### What is being asked
Copy all lines in which the word "background" can be found.

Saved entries
* * *

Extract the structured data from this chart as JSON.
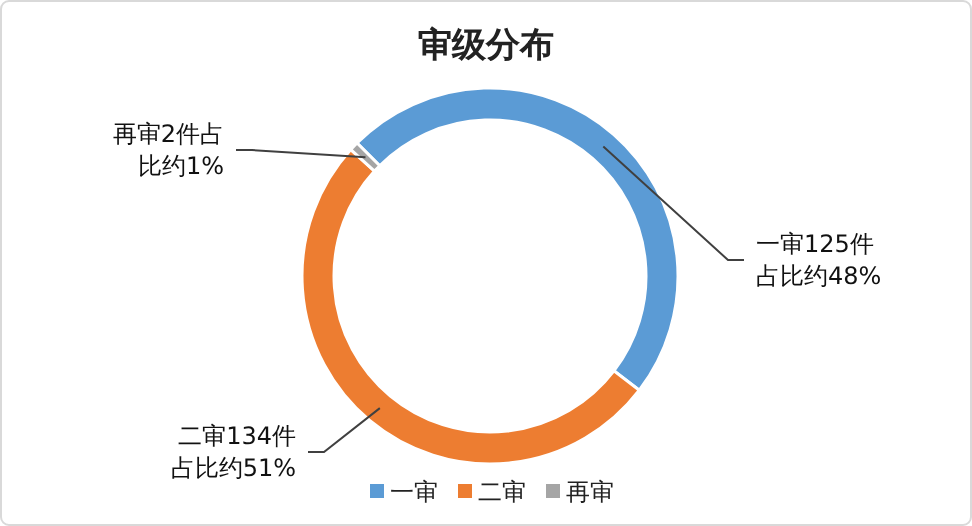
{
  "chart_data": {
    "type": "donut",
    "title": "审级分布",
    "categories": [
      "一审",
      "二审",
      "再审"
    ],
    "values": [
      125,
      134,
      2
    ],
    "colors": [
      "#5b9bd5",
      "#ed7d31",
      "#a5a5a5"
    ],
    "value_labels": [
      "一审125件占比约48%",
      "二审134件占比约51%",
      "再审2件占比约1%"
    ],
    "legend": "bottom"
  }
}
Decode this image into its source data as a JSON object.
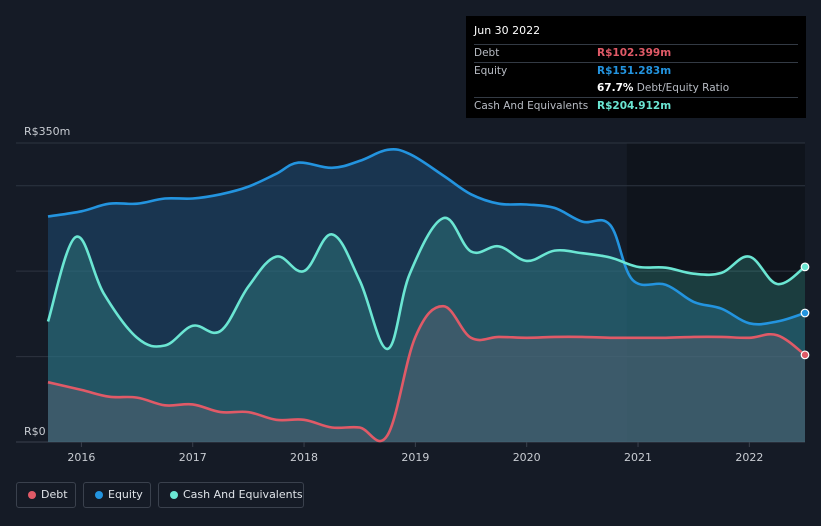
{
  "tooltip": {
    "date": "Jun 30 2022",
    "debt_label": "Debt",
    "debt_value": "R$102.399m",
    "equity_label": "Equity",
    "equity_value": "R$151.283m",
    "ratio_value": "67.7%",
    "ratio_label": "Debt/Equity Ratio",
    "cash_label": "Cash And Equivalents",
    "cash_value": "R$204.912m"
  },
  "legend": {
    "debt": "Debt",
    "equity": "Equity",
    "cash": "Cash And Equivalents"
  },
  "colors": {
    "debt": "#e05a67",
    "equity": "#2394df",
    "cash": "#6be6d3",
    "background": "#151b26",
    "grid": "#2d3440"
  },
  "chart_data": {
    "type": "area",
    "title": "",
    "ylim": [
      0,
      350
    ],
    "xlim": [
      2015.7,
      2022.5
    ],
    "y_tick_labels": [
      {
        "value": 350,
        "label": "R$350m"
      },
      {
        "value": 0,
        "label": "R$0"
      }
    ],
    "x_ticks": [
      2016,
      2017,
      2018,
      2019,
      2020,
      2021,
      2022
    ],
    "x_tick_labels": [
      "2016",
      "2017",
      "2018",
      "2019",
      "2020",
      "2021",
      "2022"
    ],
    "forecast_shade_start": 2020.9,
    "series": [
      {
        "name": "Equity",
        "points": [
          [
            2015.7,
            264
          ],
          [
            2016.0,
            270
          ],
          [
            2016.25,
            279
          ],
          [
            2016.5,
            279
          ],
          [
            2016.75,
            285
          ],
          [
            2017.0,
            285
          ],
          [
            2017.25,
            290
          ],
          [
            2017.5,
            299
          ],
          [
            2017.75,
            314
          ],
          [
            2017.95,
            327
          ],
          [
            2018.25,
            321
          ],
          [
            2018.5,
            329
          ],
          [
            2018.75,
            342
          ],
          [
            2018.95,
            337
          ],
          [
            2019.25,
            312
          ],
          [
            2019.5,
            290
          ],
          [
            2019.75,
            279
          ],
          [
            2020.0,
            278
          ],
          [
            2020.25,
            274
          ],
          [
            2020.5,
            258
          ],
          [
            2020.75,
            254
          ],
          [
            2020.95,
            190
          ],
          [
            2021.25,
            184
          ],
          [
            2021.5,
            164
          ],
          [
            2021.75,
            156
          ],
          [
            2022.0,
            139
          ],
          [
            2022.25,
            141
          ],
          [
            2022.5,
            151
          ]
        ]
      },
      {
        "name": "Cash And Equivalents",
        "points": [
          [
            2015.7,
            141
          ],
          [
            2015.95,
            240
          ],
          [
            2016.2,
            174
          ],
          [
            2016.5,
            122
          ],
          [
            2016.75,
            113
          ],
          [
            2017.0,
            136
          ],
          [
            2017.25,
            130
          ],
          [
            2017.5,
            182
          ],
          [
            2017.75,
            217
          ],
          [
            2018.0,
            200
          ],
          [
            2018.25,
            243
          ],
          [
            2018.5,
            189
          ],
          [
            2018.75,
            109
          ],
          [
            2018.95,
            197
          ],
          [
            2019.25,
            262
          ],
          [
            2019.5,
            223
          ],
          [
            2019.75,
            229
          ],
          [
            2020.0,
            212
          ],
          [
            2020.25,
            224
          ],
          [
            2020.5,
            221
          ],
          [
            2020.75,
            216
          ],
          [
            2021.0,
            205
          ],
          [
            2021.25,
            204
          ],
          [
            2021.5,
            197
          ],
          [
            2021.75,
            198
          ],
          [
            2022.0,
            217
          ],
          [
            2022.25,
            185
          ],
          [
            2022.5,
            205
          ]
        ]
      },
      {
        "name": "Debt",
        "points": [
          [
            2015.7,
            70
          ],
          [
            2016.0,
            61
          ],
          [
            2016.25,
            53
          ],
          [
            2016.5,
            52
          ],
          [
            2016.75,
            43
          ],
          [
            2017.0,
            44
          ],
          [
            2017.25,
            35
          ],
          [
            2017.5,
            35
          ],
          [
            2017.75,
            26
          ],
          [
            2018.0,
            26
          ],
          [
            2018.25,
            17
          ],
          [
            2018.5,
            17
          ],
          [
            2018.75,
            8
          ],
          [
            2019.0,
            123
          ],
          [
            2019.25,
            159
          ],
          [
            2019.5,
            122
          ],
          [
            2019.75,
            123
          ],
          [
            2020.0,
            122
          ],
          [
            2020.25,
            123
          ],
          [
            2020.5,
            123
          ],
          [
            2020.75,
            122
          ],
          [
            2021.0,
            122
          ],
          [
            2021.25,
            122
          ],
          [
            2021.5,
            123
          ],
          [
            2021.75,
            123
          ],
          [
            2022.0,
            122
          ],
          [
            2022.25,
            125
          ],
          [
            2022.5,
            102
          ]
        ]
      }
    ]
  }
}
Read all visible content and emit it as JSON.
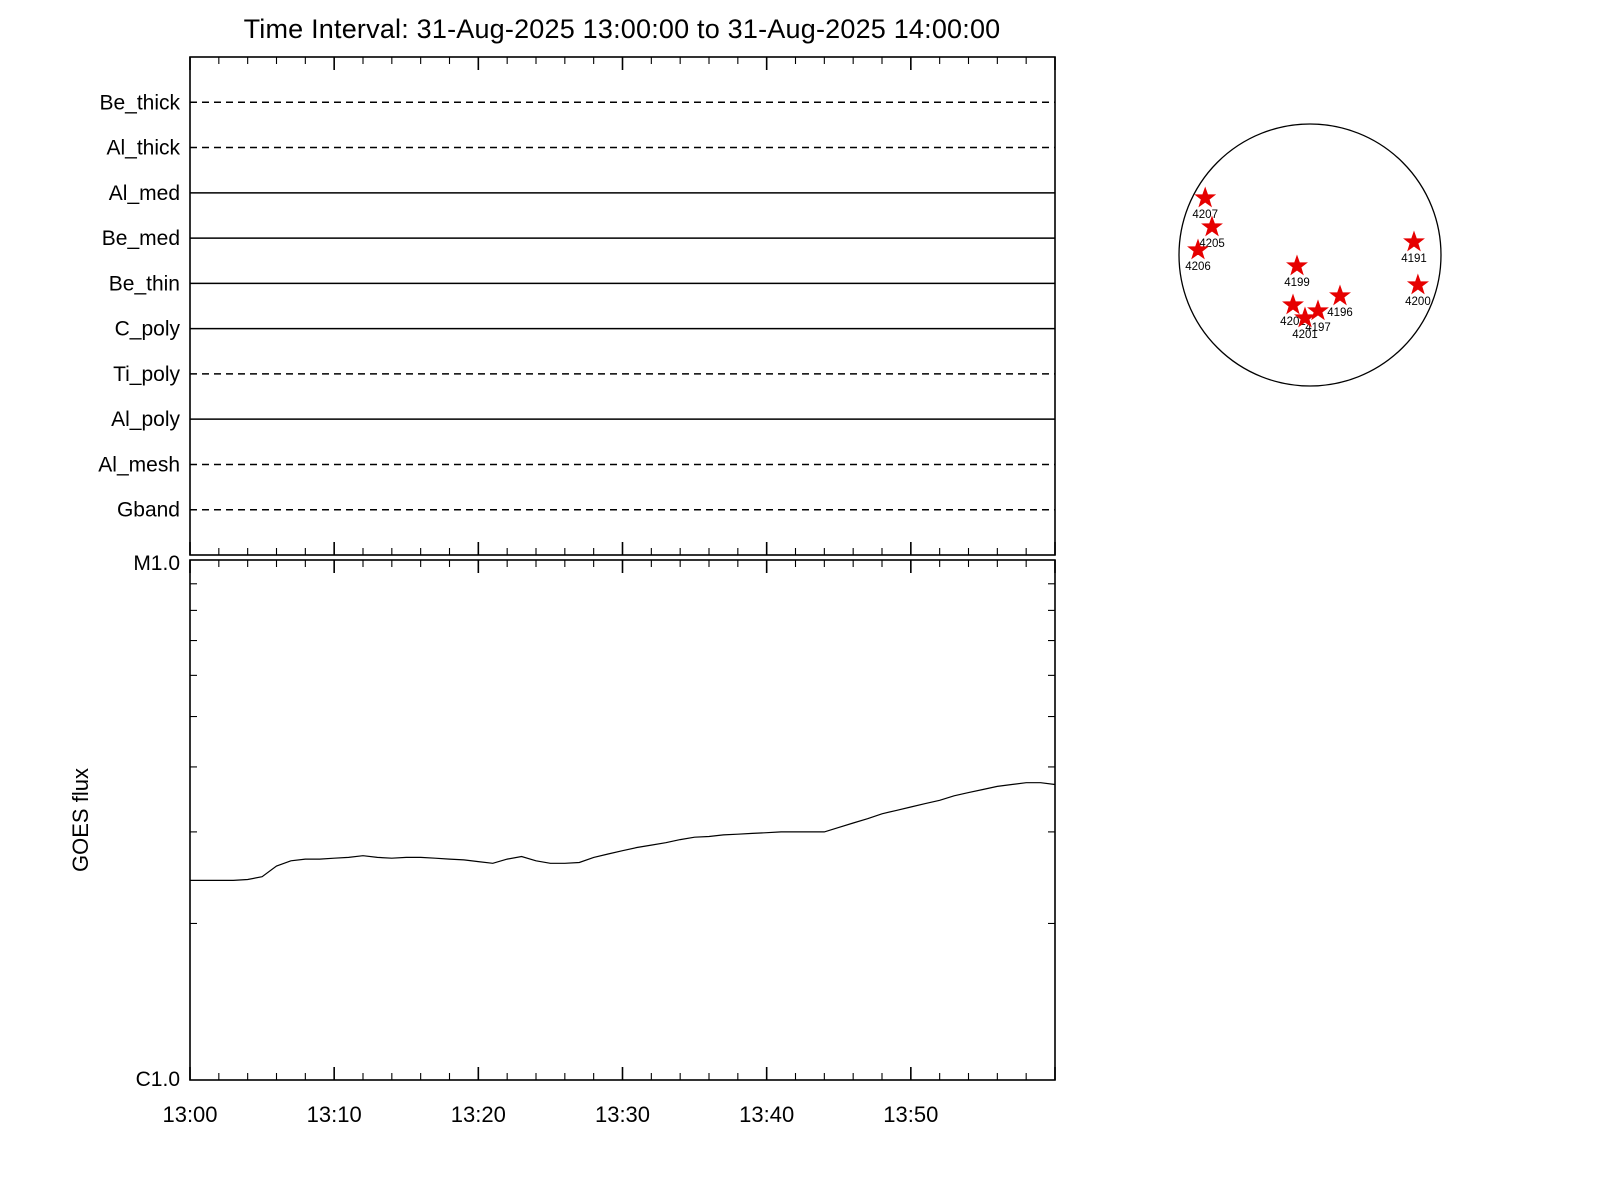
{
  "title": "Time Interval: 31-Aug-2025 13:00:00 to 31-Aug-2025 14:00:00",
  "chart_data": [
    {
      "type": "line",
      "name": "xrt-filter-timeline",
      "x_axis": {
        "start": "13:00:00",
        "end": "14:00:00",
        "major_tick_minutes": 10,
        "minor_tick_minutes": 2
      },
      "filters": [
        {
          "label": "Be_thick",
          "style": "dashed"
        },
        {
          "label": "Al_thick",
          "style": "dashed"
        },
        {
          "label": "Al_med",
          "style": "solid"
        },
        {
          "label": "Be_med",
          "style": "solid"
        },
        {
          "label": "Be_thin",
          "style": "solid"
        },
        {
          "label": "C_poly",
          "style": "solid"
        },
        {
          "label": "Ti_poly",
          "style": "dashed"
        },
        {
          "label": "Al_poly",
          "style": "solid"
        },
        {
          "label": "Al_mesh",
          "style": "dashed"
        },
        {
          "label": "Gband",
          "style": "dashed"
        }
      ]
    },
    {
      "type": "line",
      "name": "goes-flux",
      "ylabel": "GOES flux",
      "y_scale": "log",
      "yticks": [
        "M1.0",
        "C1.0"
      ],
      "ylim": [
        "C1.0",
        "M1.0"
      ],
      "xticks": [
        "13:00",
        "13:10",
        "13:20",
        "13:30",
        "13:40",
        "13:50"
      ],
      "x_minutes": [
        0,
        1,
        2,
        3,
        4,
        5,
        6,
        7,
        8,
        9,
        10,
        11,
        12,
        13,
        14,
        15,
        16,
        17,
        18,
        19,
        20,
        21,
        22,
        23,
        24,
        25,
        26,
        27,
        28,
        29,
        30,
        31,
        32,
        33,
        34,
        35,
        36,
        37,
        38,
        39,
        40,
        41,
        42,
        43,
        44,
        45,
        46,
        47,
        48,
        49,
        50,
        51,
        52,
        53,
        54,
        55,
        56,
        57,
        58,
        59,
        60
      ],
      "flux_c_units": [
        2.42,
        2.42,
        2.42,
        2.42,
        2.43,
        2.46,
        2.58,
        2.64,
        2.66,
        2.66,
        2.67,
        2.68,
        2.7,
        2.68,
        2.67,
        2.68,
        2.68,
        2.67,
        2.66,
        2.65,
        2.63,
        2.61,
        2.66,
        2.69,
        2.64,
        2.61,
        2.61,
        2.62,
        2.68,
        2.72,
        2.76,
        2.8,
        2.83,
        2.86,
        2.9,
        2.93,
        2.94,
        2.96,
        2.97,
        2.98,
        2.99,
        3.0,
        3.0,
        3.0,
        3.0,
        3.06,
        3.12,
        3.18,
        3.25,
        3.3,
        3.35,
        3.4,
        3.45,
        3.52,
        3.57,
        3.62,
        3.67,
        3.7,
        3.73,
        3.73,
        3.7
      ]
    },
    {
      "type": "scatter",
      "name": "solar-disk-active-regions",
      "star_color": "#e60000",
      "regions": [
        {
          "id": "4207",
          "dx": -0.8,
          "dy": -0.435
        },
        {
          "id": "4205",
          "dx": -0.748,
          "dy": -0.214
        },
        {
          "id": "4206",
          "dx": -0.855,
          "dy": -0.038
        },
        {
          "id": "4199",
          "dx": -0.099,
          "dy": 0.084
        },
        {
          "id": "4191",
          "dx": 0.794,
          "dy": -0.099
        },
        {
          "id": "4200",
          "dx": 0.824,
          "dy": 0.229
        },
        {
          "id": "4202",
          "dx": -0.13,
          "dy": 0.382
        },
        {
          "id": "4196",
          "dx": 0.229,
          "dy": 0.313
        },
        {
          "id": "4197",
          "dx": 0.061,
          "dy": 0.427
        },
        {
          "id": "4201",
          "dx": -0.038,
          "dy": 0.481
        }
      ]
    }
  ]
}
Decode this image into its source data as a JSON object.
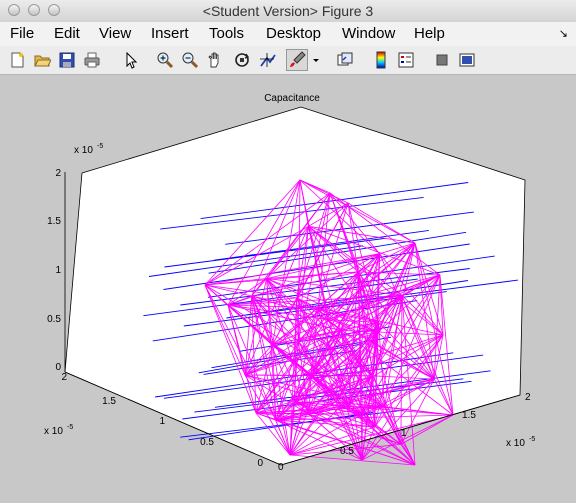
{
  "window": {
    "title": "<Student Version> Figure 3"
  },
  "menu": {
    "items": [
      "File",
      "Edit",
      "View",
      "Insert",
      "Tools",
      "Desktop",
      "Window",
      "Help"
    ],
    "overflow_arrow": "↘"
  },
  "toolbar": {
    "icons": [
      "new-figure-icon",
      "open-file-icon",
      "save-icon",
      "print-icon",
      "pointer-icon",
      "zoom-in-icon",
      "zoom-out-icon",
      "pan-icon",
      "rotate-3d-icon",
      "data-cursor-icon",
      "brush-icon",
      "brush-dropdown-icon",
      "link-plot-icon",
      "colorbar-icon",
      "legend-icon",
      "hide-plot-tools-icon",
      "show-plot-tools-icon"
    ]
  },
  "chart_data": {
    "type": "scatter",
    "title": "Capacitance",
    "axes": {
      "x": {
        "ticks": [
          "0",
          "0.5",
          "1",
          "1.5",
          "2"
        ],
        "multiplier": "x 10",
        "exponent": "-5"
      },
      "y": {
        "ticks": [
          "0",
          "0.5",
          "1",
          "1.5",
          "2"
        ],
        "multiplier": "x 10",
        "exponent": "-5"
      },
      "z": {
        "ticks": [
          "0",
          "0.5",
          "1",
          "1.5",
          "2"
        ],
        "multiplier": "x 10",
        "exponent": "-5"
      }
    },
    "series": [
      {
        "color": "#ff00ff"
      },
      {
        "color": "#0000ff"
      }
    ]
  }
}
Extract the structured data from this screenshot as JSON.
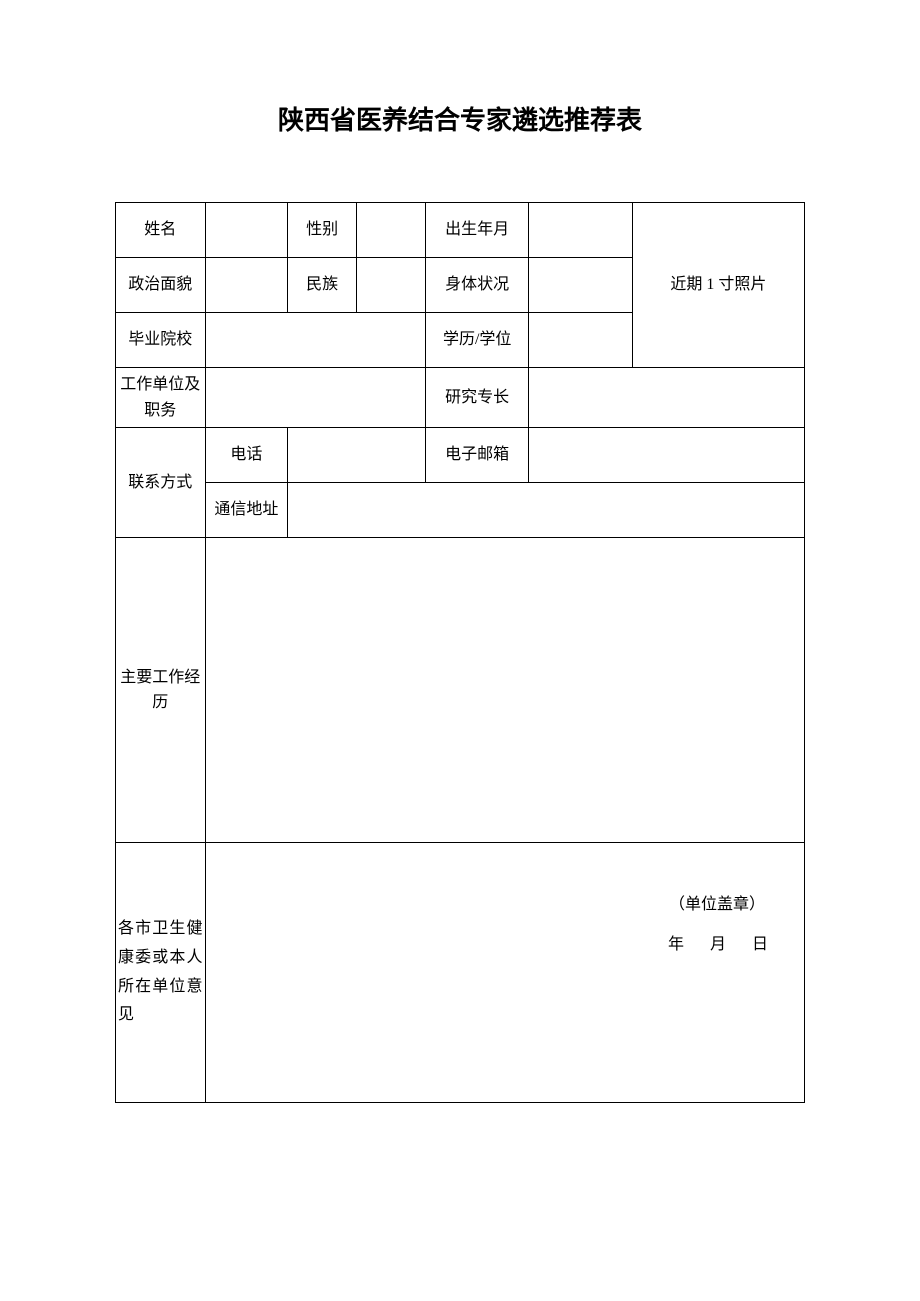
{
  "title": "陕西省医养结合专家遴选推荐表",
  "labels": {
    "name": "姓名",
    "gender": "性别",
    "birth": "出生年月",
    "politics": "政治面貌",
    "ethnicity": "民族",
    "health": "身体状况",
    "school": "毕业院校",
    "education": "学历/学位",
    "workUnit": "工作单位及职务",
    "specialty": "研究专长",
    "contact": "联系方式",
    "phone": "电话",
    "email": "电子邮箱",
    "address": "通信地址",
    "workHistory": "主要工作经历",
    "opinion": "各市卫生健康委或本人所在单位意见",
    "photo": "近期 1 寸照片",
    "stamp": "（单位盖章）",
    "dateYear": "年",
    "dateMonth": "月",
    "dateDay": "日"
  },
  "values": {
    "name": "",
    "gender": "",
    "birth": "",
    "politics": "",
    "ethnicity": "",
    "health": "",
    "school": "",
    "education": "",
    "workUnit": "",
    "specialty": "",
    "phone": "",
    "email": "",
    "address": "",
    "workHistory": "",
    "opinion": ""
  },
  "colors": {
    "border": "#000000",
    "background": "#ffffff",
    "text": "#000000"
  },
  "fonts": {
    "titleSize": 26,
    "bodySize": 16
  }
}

* * *

### Response for this exercise
    "background": "#151b26",
    "background": "#ffffff",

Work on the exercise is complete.